*WRITTEN PROBLEM*: From the listing below, pull out all lines with "Ibid" in them.

*GIVEN RECORDS*:
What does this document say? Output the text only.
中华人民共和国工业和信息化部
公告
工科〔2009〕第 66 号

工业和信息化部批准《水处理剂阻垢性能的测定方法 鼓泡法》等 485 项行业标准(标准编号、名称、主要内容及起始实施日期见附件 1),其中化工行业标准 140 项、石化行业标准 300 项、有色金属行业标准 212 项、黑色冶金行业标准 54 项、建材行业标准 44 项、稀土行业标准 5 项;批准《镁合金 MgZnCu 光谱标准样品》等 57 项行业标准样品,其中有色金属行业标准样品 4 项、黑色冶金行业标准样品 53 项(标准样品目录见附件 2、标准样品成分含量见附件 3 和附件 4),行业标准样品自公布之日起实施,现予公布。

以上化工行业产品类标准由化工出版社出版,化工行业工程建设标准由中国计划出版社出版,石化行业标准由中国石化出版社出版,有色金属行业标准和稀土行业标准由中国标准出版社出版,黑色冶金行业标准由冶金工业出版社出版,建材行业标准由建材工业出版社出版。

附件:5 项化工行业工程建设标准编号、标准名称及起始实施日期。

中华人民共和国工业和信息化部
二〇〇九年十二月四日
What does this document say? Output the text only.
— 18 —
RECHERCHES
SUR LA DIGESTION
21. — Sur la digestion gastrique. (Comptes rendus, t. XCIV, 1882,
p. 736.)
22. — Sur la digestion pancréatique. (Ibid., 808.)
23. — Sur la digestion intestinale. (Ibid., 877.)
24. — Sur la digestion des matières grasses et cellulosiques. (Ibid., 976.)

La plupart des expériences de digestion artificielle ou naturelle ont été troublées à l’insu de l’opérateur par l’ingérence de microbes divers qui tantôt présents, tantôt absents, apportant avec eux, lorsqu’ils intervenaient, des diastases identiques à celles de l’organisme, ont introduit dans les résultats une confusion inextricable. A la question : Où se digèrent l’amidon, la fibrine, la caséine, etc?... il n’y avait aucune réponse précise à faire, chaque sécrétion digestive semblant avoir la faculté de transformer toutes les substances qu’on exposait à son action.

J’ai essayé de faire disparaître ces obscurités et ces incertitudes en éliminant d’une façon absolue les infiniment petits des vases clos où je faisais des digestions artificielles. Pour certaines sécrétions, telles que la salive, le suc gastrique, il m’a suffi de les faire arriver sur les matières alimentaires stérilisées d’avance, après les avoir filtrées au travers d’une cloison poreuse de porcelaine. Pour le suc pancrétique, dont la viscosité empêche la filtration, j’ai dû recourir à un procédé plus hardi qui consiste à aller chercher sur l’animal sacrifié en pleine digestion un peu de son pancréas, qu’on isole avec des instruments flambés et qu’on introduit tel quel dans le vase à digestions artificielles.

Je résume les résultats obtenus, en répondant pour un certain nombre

*ANSWER TO THIS EXERCISE*:
22. — Sur la digestion pancréatique. (Ibid., 808.)
23. — Sur la digestion intestinale. (Ibid., 877.)
24. — Sur la digestion des matières grasses et cellulosiques. (Ibid., 976.)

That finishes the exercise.